▸ **GIVEN TEXT**:
........
We are all familiar by now with the use of pop music in national television commercials, such as the Rolling Stone's "Start Me Up" for Microsoft. Due in part to the success of these campaigns, popular songs are being licensed for TV spots with increasing frequency. This practice has become so common, that any attorney working in the music or television businesses may at some time be called upon to negotiate a license for the use of music for a commercial sponsor. This article addresses the financial parameters of such negotiations, key deal points and practical tips for negotiating the best possible deal for clients in the field of advertising.

The Song
The most important element in negotiating the fee for which music may be licensed in a television campaign is the song itself.

Contemporary Mega Hits
As one may expect, the highest quotes, or fees charged, are for contemporary mega hits. There may be little room for negotiation here, because once a song is licensed, its value to another sponsor is radically reduced. Therefore, the copyright owner, who is usually either the publisher and/or the writer, may hold out for the highest royalty price, assuming that the writer is even willing to license the song for a commercial use. The only meaningful leverage is to solicit lower quotes for comparable songs. In any event, the going rate for such "hot" songs may be seven fignres and higher.
........
▸ **TASKS TO PERFORM**:
1. Summarize the article on licensing pop songs for TV commercials in two sentences.
2. In the article on licensing pop songs for TV commercials, what is the only meaningful leverage when negotiating for a contemporary mega hit?

▸ **MATERIAL PROVIDED**:
........
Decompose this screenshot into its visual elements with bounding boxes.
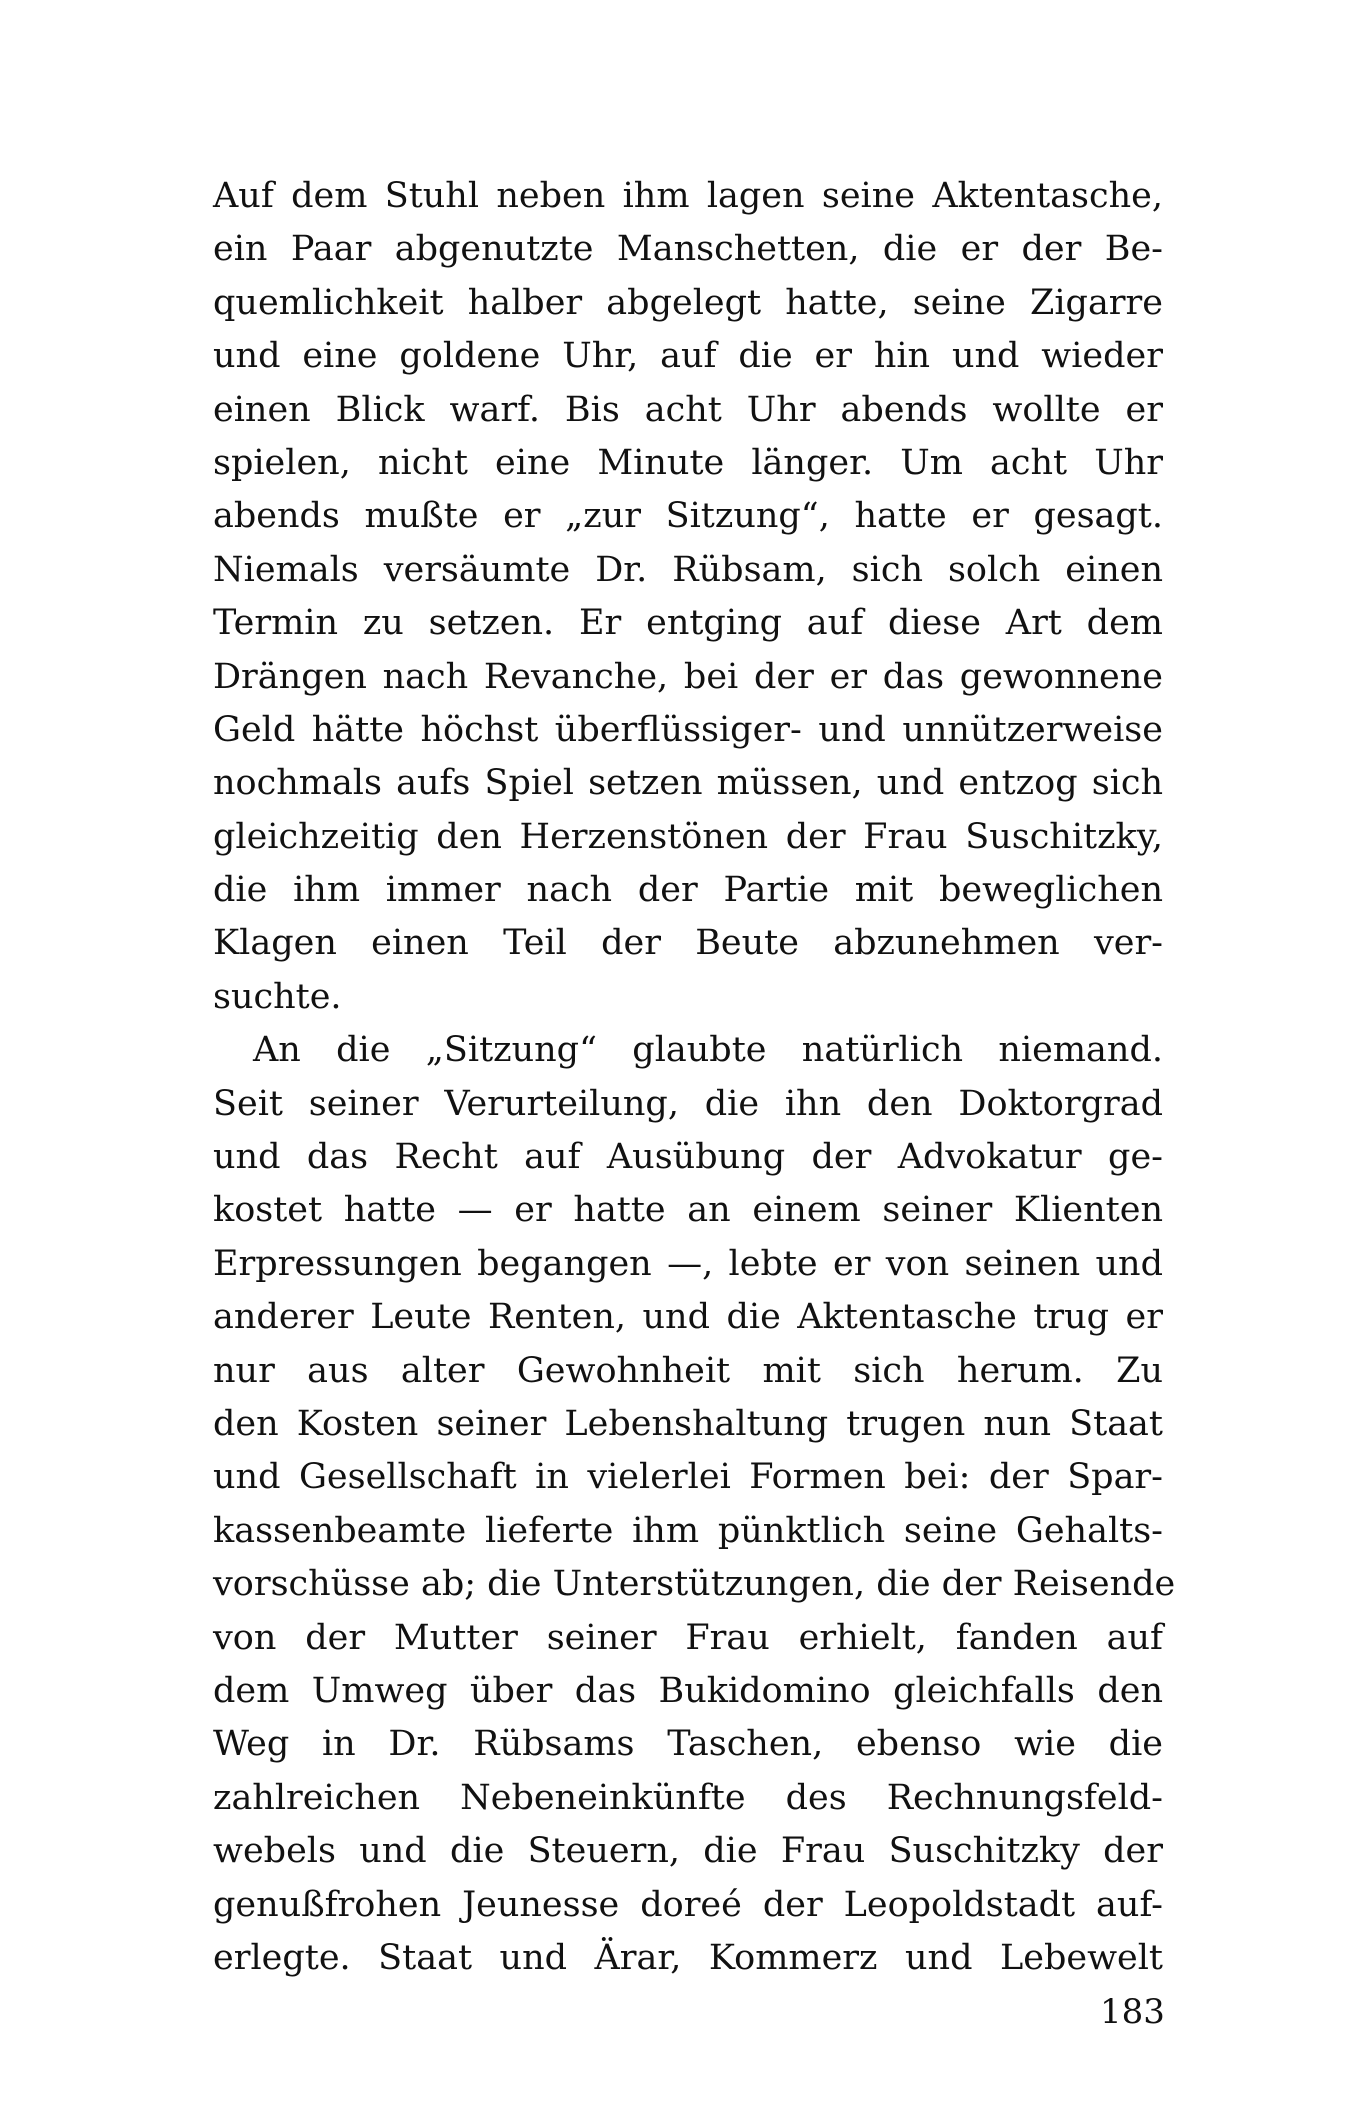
........
▸ **EXPECTED OUTPUTS**:
1. Popular songs are licensed for TV commercials more and more often, so any attorney in the music or television business may have to negotiate such a license, and the article covers the money, key deal points and practical tips for these deals. The song itself matters most in setting the fee, and contemporary mega hits bring the highest quotes with little room to negotiate, since a song licensed once loses much of its value to other sponsors.

2. Asking for lower quotes for comparable songs.